**Texte présenté:**

——

Même s’il était porteur d’un message personnel de Sankara, Kadhafi avait refusé de le recevoir. Et le ministre de rentrer à Ouagadougou par un vol régulier, l’avion dont il avait bénéficié à l’aller lui ayant été refusé au retour…

« Quand on est arrivés, Kadhafi n’était pas content, effectivement » Mohamed Al-Madani Al-Azhari, ancien ambassadeur de Libye à Ouagadougou
 Selon les français, les relations entre les deux Jamahiriya butent, entre autres, sur la construction d’une base militaire libyenne à Pô, près de la frontière avec le Ghana. Auprès de Sankara, Kadhafi se fait insistant. Mais le « bouillant capitaine », malgré son surnom, ne voit pas une telle base d’un bon œil, lui qui espère jouer le rôle de médiateur dans le conflit qui oppose, au Tchad, la Libye et la France. 30 ans plus tard, joint par RFI, l’ancien ambassadeur de Libye à Ouagadougou pendant la révolution sankariste, Mohamed Al-Madani Al-Azhari dément l’existence d’un tel projet.
« La Libye n’a jamais demandé à créer une base au Burkina-Faso » Mohamed Al-Madani Al-Azhari, ancien ambassadeur de Libye à Ouagadougou
 

Kadhafi : ami ou ennemi de Sankara ?

Au Quai d’Orsay, les relations Tripoli-Ouagadougou font l’objet de télégrammes contradictoires. 

Aux yeux de l’ambassadeur Alain Deschamps, qui arrive à Ouagadougou quelques semaines avant l’assassinat de Sankara, ce dernier a pu compter sur le soutien de Kadhafi jusqu’au bout. Car Tripoli devait jouer un rôle de premier plan dans la « purge » que Sankara avait l’intention de lancer contre ses frères d’armes. 

À Ouagadougou, cette thèse est propagée par le capitaine Arsène Bongnessan Ye, porte-parole du Front populaire, qui vient de prendre le pouvoir : le capitaine Compaoré a renversé le président du Faso pour éviter d’être lui-même assassiné par Sankara avec le soutien de la Libye. 

S’appuyant sur une seconde source (non identifiée), l’ambassadeur rapporte que rien de moins qu’un « massacre » des adversaires politiques du président Sankara était prévu. Un Boeing, transportant près de 200 commandos de la garde personnelle de Kadhafi, était même attendu à Ouagadougou, la veille de l’assassinat de Sankara, pour prêter main-forte à ce dernier, ajoute le diplomate. 

À Paris, la thèse de la « purge » a des adeptes à l’Élysée. Jean Audibert, conseiller à la « cellule Afrique » de l’Élysée (aux côtés de Jean-Christophe Mitterrand) soutiendra même que Sankara avait projeté l’élimination de son prédécesseur, le commandant Jean-Baptiste Ouedraogo. (NDLR : à Ouagadougou, trente ans plus tard la thèse de la purge est toujours soutenue par certains, mais ce n’est que l’une des thèses en présence…)

——

**Informations fournies:**
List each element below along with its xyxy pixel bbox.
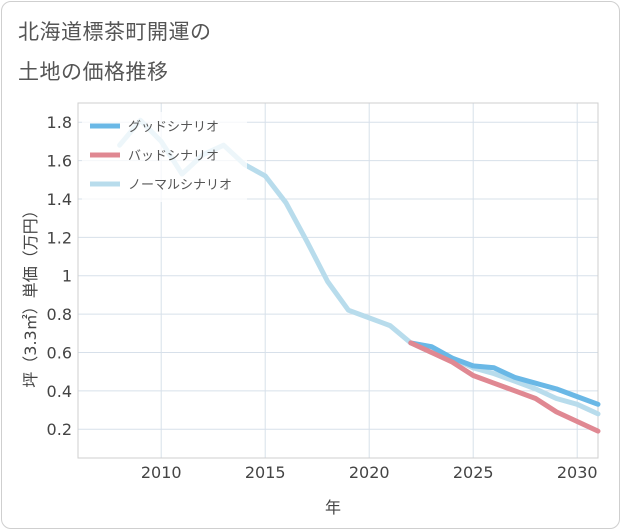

——

Les affirmations (a), (b) et (c) concordent-elles avec le texte présenté ? Répondez à chacune par oui ou par non, puis citez les mots décisifs de ce texte.
(a) L’ancien ambassadeur de Libye à Ouagadougou nie que la Libye ait demandé à établir une base au Burkina Faso.
(b) L’ambassadeur Alain Deschamps arrive à Ouagadougou après l’assassinat de Sankara.
(c) Pour rentrer à Ouagadougou, le ministre reprend l’avion qui l’avait transporté à l’aller.

**Réponse proposée:**
(a) Oui : « La Libye n’a jamais demandé à créer une base au Burkina-Faso ».
(b) Non : « qui arrive à Ouagadougou quelques semaines avant l’assassinat de Sankara ».
(c) Non : « Et le ministre de rentrer à Ouagadougou par un vol régulier, l’avion dont il avait bénéficié à l’aller lui ayant été refusé au retour ».